→ The task:
Transcribe the records below in full; pictures stay out of the copy.

→ Working data:
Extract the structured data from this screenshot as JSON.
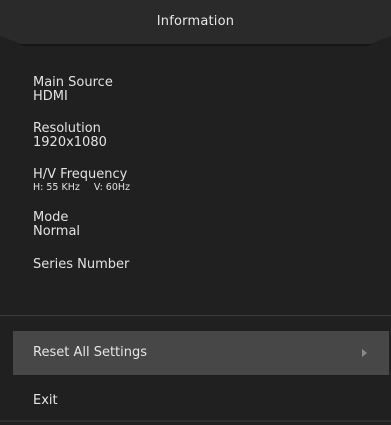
{
  "header": {
    "title": "Information"
  },
  "info": {
    "main_source_label": "Main Source",
    "main_source_value": "HDMI",
    "resolution_label": "Resolution",
    "resolution_value": "1920x1080",
    "hv_frequency_label": "H/V Frequency",
    "h_frequency": "H: 55 KHz",
    "v_frequency": "V: 60Hz",
    "mode_label": "Mode",
    "mode_value": "Normal",
    "series_number_label": "Series Number"
  },
  "menu": {
    "reset_label": "Reset All Settings",
    "exit_label": "Exit"
  }
}
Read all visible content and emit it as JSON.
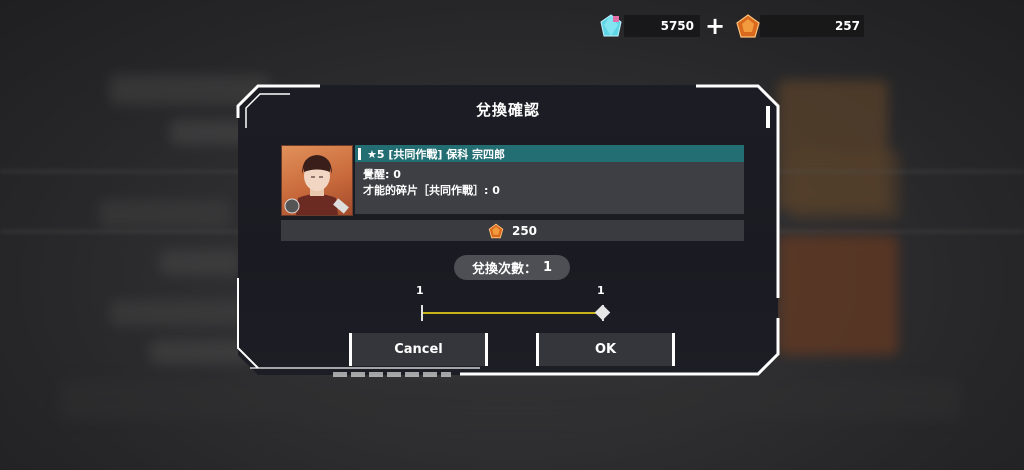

→ Result of this task:
Extract the structured data from this screenshot as JSON.
{
  "header": {
    "title": "Information"
  },
  "info": {
    "main_source_label": "Main Source",
    "main_source_value": "HDMI",
    "resolution_label": "Resolution",
    "resolution_value": "1920x1080",
    "hv_frequency_label": "H/V Frequency",
    "h_frequency": "H: 55 KHz",
    "v_frequency": "V: 60Hz",
    "mode_label": "Mode",
    "mode_value": "Normal",
    "series_number_label": "Series Number"
  },
  "menu": {
    "reset_label": "Reset All Settings",
    "exit_label": "Exit"
  }
}
Read all visible content and emit it as JSON.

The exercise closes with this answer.